Written request
Give the data again exactly as written, skipping any pictures.

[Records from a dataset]
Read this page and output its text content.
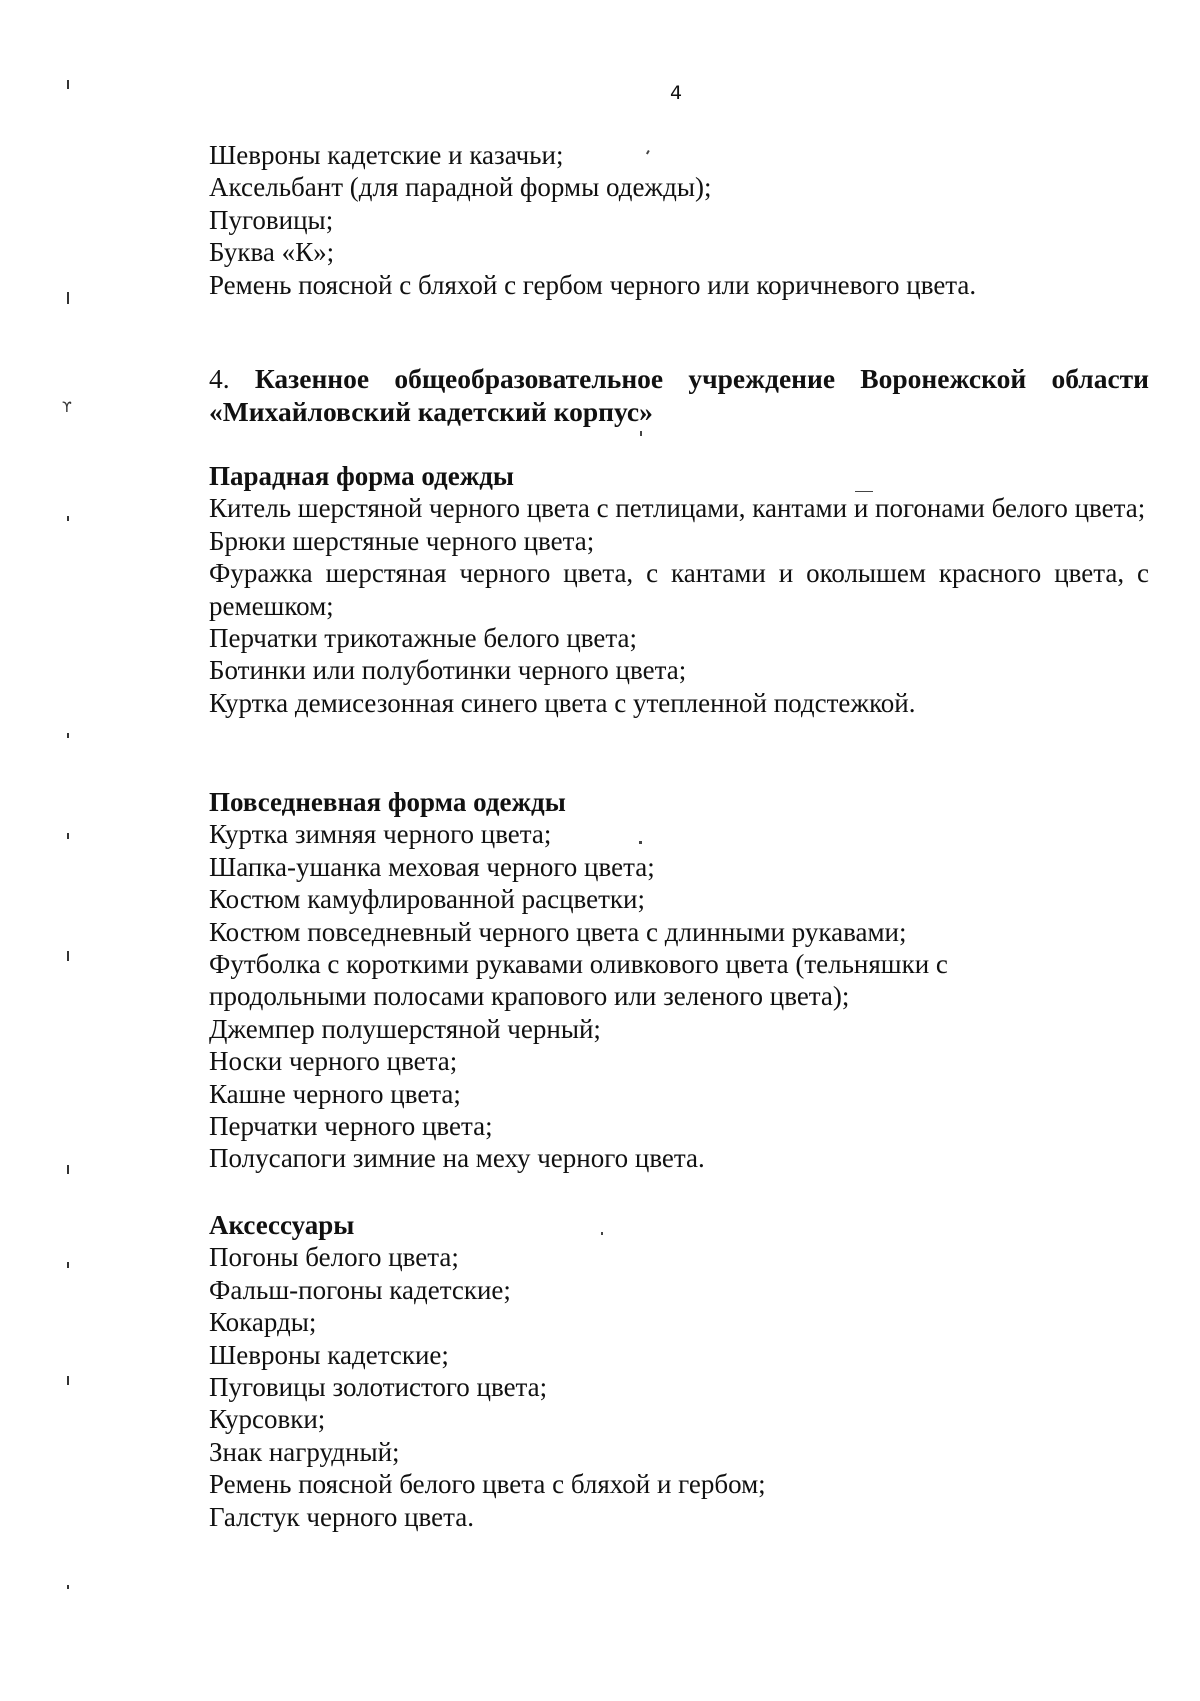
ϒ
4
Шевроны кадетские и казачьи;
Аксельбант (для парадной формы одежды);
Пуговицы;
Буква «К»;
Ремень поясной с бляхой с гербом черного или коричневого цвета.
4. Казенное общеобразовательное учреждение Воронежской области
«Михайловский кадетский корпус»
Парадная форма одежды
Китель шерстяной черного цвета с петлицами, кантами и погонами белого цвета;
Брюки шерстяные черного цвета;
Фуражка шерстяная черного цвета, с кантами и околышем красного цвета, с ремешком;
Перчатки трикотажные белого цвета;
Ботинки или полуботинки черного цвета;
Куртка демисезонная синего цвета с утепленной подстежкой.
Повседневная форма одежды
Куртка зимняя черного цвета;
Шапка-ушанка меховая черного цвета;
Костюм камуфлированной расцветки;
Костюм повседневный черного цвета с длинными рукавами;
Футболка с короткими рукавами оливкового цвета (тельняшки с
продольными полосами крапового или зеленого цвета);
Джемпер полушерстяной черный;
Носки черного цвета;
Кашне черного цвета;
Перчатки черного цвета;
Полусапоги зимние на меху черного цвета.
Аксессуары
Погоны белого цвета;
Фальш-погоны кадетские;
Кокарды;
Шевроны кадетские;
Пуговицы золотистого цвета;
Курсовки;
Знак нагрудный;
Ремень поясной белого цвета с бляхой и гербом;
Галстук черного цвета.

Task response
Read this page and output its text content.
ϒ
4
Шевроны кадетские и казачьи;
Аксельбант (для парадной формы одежды);
Пуговицы;
Буква «К»;
Ремень поясной с бляхой с гербом черного или коричневого цвета.
4. Казенное общеобразовательное учреждение Воронежской области
«Михайловский кадетский корпус»
Парадная форма одежды
Китель шерстяной черного цвета с петлицами, кантами и погонами белого цвета;
Брюки шерстяные черного цвета;
Фуражка шерстяная черного цвета, с кантами и околышем красного цвета, с ремешком;
Перчатки трикотажные белого цвета;
Ботинки или полуботинки черного цвета;
Куртка демисезонная синего цвета с утепленной подстежкой.
Повседневная форма одежды
Куртка зимняя черного цвета;
Шапка-ушанка меховая черного цвета;
Костюм камуфлированной расцветки;
Костюм повседневный черного цвета с длинными рукавами;
Футболка с короткими рукавами оливкового цвета (тельняшки с
продольными полосами крапового или зеленого цвета);
Джемпер полушерстяной черный;
Носки черного цвета;
Кашне черного цвета;
Перчатки черного цвета;
Полусапоги зимние на меху черного цвета.
Аксессуары
Погоны белого цвета;
Фальш-погоны кадетские;
Кокарды;
Шевроны кадетские;
Пуговицы золотистого цвета;
Курсовки;
Знак нагрудный;
Ремень поясной белого цвета с бляхой и гербом;
Галстук черного цвета.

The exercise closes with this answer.